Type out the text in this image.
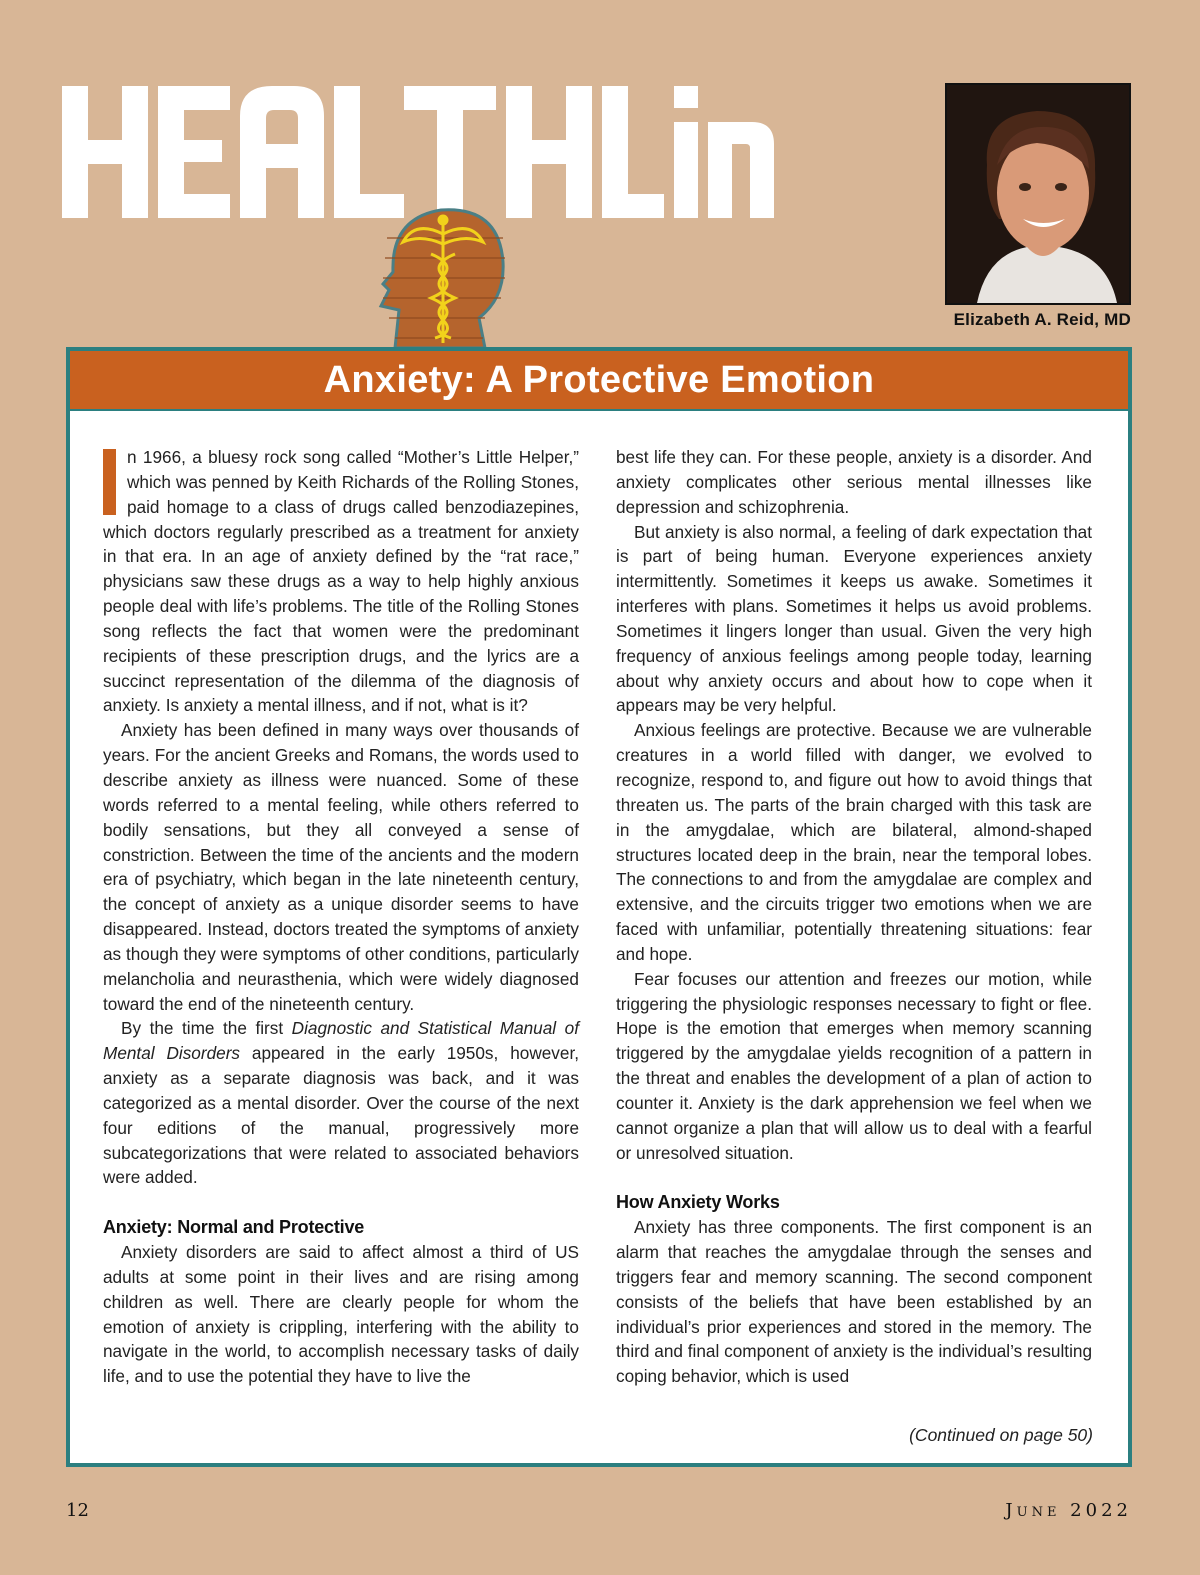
Elizabeth A. Reid, MD
Anxiety: A Protective Emotion

n 1966, a bluesy rock song called “Mother’s Little Helper,” which was penned by Keith Richards of the Rolling Stones, paid homage to a class of drugs called benzodiazepines, which doctors regularly prescribed as a treatment for anxiety in that era. In an age of anxiety defined by the “rat race,” physicians saw these drugs as a way to help highly anxious people deal with life’s problems. The title of the Rolling Stones song reflects the fact that women were the predominant recipients of these prescription drugs, and the lyrics are a succinct representation of the dilemma of the diagnosis of anxiety. Is anxiety a mental illness, and if not, what is it?

Anxiety has been defined in many ways over thousands of years. For the ancient Greeks and Romans, the words used to describe anxiety as illness were nuanced. Some of these words referred to a mental feeling, while others referred to bodily sensations, but they all conveyed a sense of constriction. Between the time of the ancients and the modern era of psychiatry, which began in the late nineteenth century, the concept of anxiety as a unique disorder seems to have disappeared. Instead, doctors treated the symptoms of anxiety as though they were symptoms of other conditions, particularly melancholia and neurasthenia, which were widely diagnosed toward the end of the nineteenth century.

By the time the first Diagnostic and Statistical Manual of Mental Disorders appeared in the early 1950s, however, anxiety as a separate diagnosis was back, and it was categorized as a mental disorder. Over the course of the next four editions of the manual, progressively more subcategorizations that were related to associated behaviors were added.

Anxiety: Normal and Protective

Anxiety disorders are said to affect almost a third of US adults at some point in their lives and are rising among children as well. There are clearly people for whom the emotion of anxiety is crippling, interfering with the ability to navigate in the world, to accomplish necessary tasks of daily life, and to use the potential they have to live the

best life they can. For these people, anxiety is a disorder. And anxiety complicates other serious mental illnesses like depression and schizophrenia.

But anxiety is also normal, a feeling of dark expectation that is part of being human. Everyone experiences anxiety intermittently. Sometimes it keeps us awake. Sometimes it interferes with plans. Sometimes it helps us avoid problems. Sometimes it lingers longer than usual. Given the very high frequency of anxious feelings among people today, learning about why anxiety occurs and about how to cope when it appears may be very helpful.

Anxious feelings are protective. Because we are vulnerable creatures in a world filled with danger, we evolved to recognize, respond to, and figure out how to avoid things that threaten us. The parts of the brain charged with this task are in the amygdalae, which are bilateral, almond-shaped structures located deep in the brain, near the temporal lobes. The connections to and from the amygdalae are complex and extensive, and the circuits trigger two emotions when we are faced with unfamiliar, potentially threatening situations: fear and hope.

Fear focuses our attention and freezes our motion, while triggering the physiologic responses necessary to fight or flee. Hope is the emotion that emerges when memory scanning triggered by the amygdalae yields recognition of a pattern in the threat and enables the development of a plan of action to counter it. Anxiety is the dark apprehension we feel when we cannot organize a plan that will allow us to deal with a fearful or unresolved situation.

How Anxiety Works

Anxiety has three components. The first component is an alarm that reaches the amygdalae through the senses and triggers fear and memory scanning. The second component consists of the beliefs that have been established by an individual’s prior experiences and stored in the memory. The third and final component of anxiety is the individual’s resulting coping behavior, which is used

(Continued on page 50)
12	June 2022
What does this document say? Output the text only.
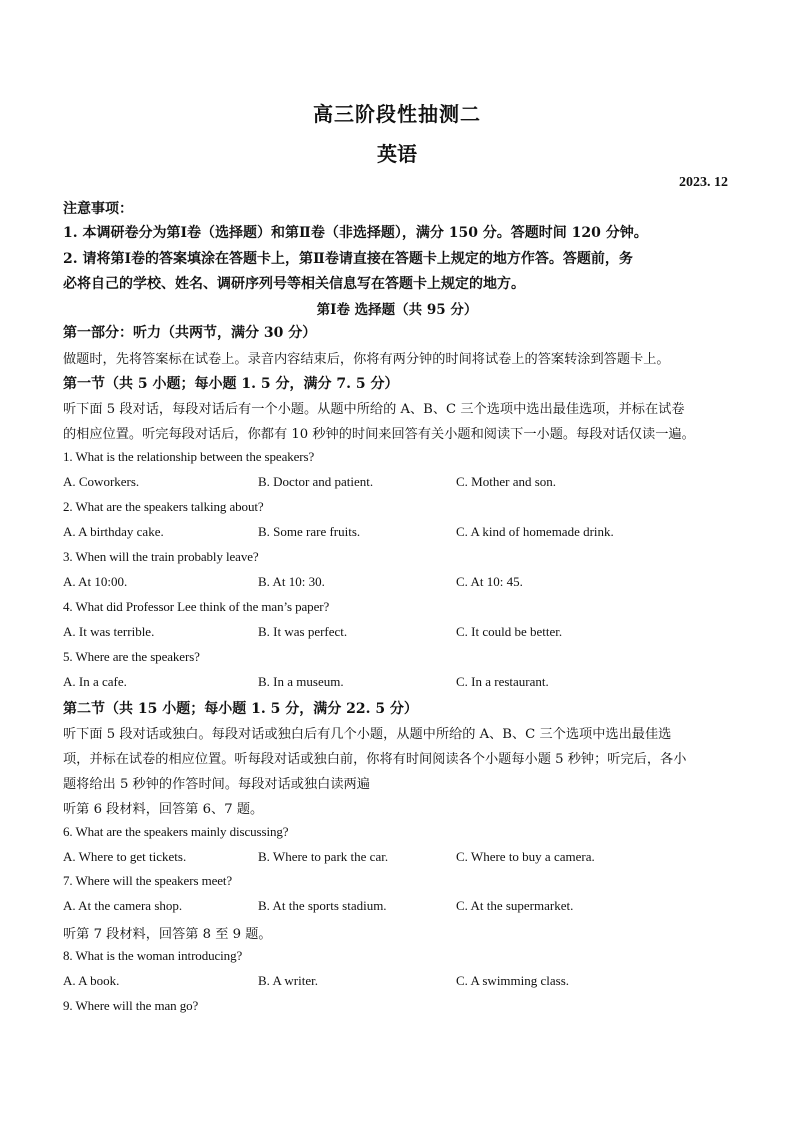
高三阶段性抽测二
英语
2023. 12
注意事项：
1. 本调研卷分为第Ⅰ卷（选择题）和第Ⅱ卷（非选择题），满分 150 分。答题时间 120 分钟。
2. 请将第Ⅰ卷的答案填涂在答题卡上，第Ⅱ卷请直接在答题卡上规定的地方作答。答题前，务
必将自己的学校、姓名、调研序列号等相关信息写在答题卡上规定的地方。
第Ⅰ卷 选择题（共 95 分）
第一部分：听力（共两节，满分 30 分）
做题时，先将答案标在试卷上。录音内容结束后，你将有两分钟的时间将试卷上的答案转涂到答题卡上。
第一节（共 5 小题；每小题 1. 5 分，满分 7. 5 分）
听下面 5 段对话，每段对话后有一个小题。从题中所给的 A、B、C 三个选项中选出最佳选项，并标在试卷
的相应位置。听完每段对话后，你都有 10 秒钟的时间来回答有关小题和阅读下一小题。每段对话仅读一遍。
1. What is the relationship between the speakers?
A. Coworkers.	B. Doctor and patient.	C. Mother and son.
2. What are the speakers talking about?
A. A birthday cake.	B. Some rare fruits.	C. A kind of homemade drink.
3. When will the train probably leave?
A. At 10:00.	B. At 10: 30.	C. At 10: 45.
4. What did Professor Lee think of the man’s paper?
A. It was terrible.	B. It was perfect.	C. It could be better.
5. Where are the speakers?
A. In a cafe.	B. In a museum.	C. In a restaurant.
第二节（共 15 小题；每小题 1. 5 分，满分 22. 5 分）
听下面 5 段对话或独白。每段对话或独白后有几个小题，从题中所给的 A、B、C 三个选项中选出最佳选
项，并标在试卷的相应位置。听每段对话或独白前，你将有时间阅读各个小题每小题 5 秒钟；听完后，各小
题将给出 5 秒钟的作答时间。每段对话或独白读两遍
听第 6 段材料，回答第 6、7 题。
6. What are the speakers mainly discussing?
A. Where to get tickets.	B. Where to park the car.	C. Where to buy a camera.
7. Where will the speakers meet?
A. At the camera shop.	B. At the sports stadium.	C. At the supermarket.
听第 7 段材料，回答第 8 至 9 题。
8. What is the woman introducing?
A. A book.	B. A writer.	C. A swimming class.
9. Where will the man go?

::::::::

Job: Copy the data character for character, but drop all pictures from the copy.

Task solution:
Type out the text in this image.
Elizabeth A. Reid, MD
Anxiety: A Protective Emotion

n 1966, a bluesy rock song called “Mother’s Little Helper,” which was penned by Keith Richards of the Rolling Stones, paid homage to a class of drugs called benzodiazepines, which doctors regularly prescribed as a treatment for anxiety in that era. In an age of anxiety defined by the “rat race,” physicians saw these drugs as a way to help highly anxious people deal with life’s problems. The title of the Rolling Stones song reflects the fact that women were the predominant recipients of these prescription drugs, and the lyrics are a succinct representation of the dilemma of the diagnosis of anxiety. Is anxiety a mental illness, and if not, what is it?

Anxiety has been defined in many ways over thousands of years. For the ancient Greeks and Romans, the words used to describe anxiety as illness were nuanced. Some of these words referred to a mental feeling, while others referred to bodily sensations, but they all conveyed a sense of constriction. Between the time of the ancients and the modern era of psychiatry, which began in the late nineteenth century, the concept of anxiety as a unique disorder seems to have disappeared. Instead, doctors treated the symptoms of anxiety as though they were symptoms of other conditions, particularly melancholia and neurasthenia, which were widely diagnosed toward the end of the nineteenth century.

By the time the first Diagnostic and Statistical Manual of Mental Disorders appeared in the early 1950s, however, anxiety as a separate diagnosis was back, and it was categorized as a mental disorder. Over the course of the next four editions of the manual, progressively more subcategorizations that were related to associated behaviors were added.

Anxiety: Normal and Protective

Anxiety disorders are said to affect almost a third of US adults at some point in their lives and are rising among children as well. There are clearly people for whom the emotion of anxiety is crippling, interfering with the ability to navigate in the world, to accomplish necessary tasks of daily life, and to use the potential they have to live the

best life they can. For these people, anxiety is a disorder. And anxiety complicates other serious mental illnesses like depression and schizophrenia.

But anxiety is also normal, a feeling of dark expectation that is part of being human. Everyone experiences anxiety intermittently. Sometimes it keeps us awake. Sometimes it interferes with plans. Sometimes it helps us avoid problems. Sometimes it lingers longer than usual. Given the very high frequency of anxious feelings among people today, learning about why anxiety occurs and about how to cope when it appears may be very helpful.

Anxious feelings are protective. Because we are vulnerable creatures in a world filled with danger, we evolved to recognize, respond to, and figure out how to avoid things that threaten us. The parts of the brain charged with this task are in the amygdalae, which are bilateral, almond-shaped structures located deep in the brain, near the temporal lobes. The connections to and from the amygdalae are complex and extensive, and the circuits trigger two emotions when we are faced with unfamiliar, potentially threatening situations: fear and hope.

Fear focuses our attention and freezes our motion, while triggering the physiologic responses necessary to fight or flee. Hope is the emotion that emerges when memory scanning triggered by the amygdalae yields recognition of a pattern in the threat and enables the development of a plan of action to counter it. Anxiety is the dark apprehension we feel when we cannot organize a plan that will allow us to deal with a fearful or unresolved situation.

How Anxiety Works

Anxiety has three components. The first component is an alarm that reaches the amygdalae through the senses and triggers fear and memory scanning. The second component consists of the beliefs that have been established by an individual’s prior experiences and stored in the memory. The third and final component of anxiety is the individual’s resulting coping behavior, which is used

(Continued on page 50)
12	June 2022
What does this document say? Output the text only.
高三阶段性抽测二
英语
2023. 12
注意事项：
1. 本调研卷分为第Ⅰ卷（选择题）和第Ⅱ卷（非选择题），满分 150 分。答题时间 120 分钟。
2. 请将第Ⅰ卷的答案填涂在答题卡上，第Ⅱ卷请直接在答题卡上规定的地方作答。答题前，务
必将自己的学校、姓名、调研序列号等相关信息写在答题卡上规定的地方。
第Ⅰ卷 选择题（共 95 分）
第一部分：听力（共两节，满分 30 分）
做题时，先将答案标在试卷上。录音内容结束后，你将有两分钟的时间将试卷上的答案转涂到答题卡上。
第一节（共 5 小题；每小题 1. 5 分，满分 7. 5 分）
听下面 5 段对话，每段对话后有一个小题。从题中所给的 A、B、C 三个选项中选出最佳选项，并标在试卷
的相应位置。听完每段对话后，你都有 10 秒钟的时间来回答有关小题和阅读下一小题。每段对话仅读一遍。
1. What is the relationship between the speakers?
A. Coworkers.	B. Doctor and patient.	C. Mother and son.
2. What are the speakers talking about?
A. A birthday cake.	B. Some rare fruits.	C. A kind of homemade drink.
3. When will the train probably leave?
A. At 10:00.	B. At 10: 30.	C. At 10: 45.
4. What did Professor Lee think of the man’s paper?
A. It was terrible.	B. It was perfect.	C. It could be better.
5. Where are the speakers?
A. In a cafe.	B. In a museum.	C. In a restaurant.
第二节（共 15 小题；每小题 1. 5 分，满分 22. 5 分）
听下面 5 段对话或独白。每段对话或独白后有几个小题，从题中所给的 A、B、C 三个选项中选出最佳选
项，并标在试卷的相应位置。听每段对话或独白前，你将有时间阅读各个小题每小题 5 秒钟；听完后，各小
题将给出 5 秒钟的作答时间。每段对话或独白读两遍
听第 6 段材料，回答第 6、7 题。
6. What are the speakers mainly discussing?
A. Where to get tickets.	B. Where to park the car.	C. Where to buy a camera.
7. Where will the speakers meet?
A. At the camera shop.	B. At the sports stadium.	C. At the supermarket.
听第 7 段材料，回答第 8 至 9 题。
8. What is the woman introducing?
A. A book.	B. A writer.	C. A swimming class.
9. Where will the man go?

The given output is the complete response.